TASK PROMPT
Output the data below in full, byte for byte. Nothing may differ.

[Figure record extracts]
▼

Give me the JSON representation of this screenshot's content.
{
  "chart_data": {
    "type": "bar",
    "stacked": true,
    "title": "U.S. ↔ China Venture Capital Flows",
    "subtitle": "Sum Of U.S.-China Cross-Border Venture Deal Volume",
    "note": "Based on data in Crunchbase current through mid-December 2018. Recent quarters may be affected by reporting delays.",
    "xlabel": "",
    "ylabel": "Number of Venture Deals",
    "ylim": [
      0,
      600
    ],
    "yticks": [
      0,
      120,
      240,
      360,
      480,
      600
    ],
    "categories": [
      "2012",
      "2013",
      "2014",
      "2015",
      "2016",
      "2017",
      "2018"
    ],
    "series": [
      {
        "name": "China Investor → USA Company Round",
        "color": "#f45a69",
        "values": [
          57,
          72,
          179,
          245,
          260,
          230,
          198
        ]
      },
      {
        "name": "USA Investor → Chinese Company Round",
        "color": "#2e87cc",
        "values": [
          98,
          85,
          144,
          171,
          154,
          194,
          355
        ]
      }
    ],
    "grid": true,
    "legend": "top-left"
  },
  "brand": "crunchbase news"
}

▲

RESPONSE TO THIS TASK
Give me the JSON representation of this screenshot's content.
{
  "chart_data": {
    "type": "bar",
    "stacked": true,
    "title": "U.S. ↔ China Venture Capital Flows",
    "subtitle": "Sum Of U.S.-China Cross-Border Venture Deal Volume",
    "note": "Based on data in Crunchbase current through mid-December 2018. Recent quarters may be affected by reporting delays.",
    "xlabel": "",
    "ylabel": "Number of Venture Deals",
    "ylim": [
      0,
      600
    ],
    "yticks": [
      0,
      120,
      240,
      360,
      480,
      600
    ],
    "categories": [
      "2012",
      "2013",
      "2014",
      "2015",
      "2016",
      "2017",
      "2018"
    ],
    "series": [
      {
        "name": "China Investor → USA Company Round",
        "color": "#f45a69",
        "values": [
          57,
          72,
          179,
          245,
          260,
          230,
          198
        ]
      },
      {
        "name": "USA Investor → Chinese Company Round",
        "color": "#2e87cc",
        "values": [
          98,
          85,
          144,
          171,
          154,
          194,
          355
        ]
      }
    ],
    "grid": true,
    "legend": "top-left"
  },
  "brand": "crunchbase news"
}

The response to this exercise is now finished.